Recopiez à l'identique les lignes du matériel depuis la toute première jusqu'à celle qui contient "watermark-text: CNNIC — [492, 46, 555, 99]", ces deux lignes comprises.

......

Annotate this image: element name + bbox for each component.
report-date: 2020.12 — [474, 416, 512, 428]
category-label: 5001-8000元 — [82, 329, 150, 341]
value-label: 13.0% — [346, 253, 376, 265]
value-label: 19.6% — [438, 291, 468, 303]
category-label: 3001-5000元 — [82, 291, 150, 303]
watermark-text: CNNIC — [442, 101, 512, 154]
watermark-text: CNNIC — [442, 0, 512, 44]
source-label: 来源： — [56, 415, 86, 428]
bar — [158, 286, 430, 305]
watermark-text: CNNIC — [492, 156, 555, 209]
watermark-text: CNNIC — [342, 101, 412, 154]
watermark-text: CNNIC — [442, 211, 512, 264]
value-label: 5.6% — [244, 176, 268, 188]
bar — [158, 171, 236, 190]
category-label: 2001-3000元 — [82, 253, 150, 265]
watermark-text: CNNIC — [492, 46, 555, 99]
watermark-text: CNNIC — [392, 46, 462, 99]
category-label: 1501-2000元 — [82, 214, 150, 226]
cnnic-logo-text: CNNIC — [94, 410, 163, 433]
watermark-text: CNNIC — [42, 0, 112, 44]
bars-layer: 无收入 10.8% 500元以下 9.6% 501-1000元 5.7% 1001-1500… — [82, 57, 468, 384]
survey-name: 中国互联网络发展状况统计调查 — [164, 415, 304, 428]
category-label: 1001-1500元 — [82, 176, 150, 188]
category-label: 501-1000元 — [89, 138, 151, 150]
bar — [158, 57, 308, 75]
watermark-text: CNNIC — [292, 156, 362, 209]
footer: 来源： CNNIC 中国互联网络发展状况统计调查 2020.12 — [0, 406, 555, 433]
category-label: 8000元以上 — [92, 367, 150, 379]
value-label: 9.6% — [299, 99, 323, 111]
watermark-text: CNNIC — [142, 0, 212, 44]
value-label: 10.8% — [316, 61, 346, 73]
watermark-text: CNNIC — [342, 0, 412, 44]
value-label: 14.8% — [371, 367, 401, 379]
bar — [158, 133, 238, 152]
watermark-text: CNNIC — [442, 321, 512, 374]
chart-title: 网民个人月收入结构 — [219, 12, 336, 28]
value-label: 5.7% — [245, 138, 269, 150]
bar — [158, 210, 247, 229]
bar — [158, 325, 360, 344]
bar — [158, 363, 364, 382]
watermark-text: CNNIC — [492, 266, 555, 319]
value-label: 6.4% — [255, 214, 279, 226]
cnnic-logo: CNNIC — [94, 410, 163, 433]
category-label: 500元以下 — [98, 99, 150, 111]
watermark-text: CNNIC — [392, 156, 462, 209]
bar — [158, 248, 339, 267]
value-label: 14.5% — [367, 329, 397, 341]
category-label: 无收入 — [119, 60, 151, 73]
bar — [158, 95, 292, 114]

......

▶ **RÉSULTAT**:
Annotate this image: element name + bbox for each component.
report-date: 2020.12 — [474, 416, 512, 428]
category-label: 5001-8000元 — [82, 329, 150, 341]
value-label: 13.0% — [346, 253, 376, 265]
value-label: 19.6% — [438, 291, 468, 303]
category-label: 3001-5000元 — [82, 291, 150, 303]
watermark-text: CNNIC — [442, 101, 512, 154]
watermark-text: CNNIC — [442, 0, 512, 44]
source-label: 来源： — [56, 415, 86, 428]
bar — [158, 286, 430, 305]
watermark-text: CNNIC — [492, 156, 555, 209]
watermark-text: CNNIC — [342, 101, 412, 154]
watermark-text: CNNIC — [442, 211, 512, 264]
value-label: 5.6% — [244, 176, 268, 188]
bar — [158, 171, 236, 190]
category-label: 2001-3000元 — [82, 253, 150, 265]
watermark-text: CNNIC — [492, 46, 555, 99]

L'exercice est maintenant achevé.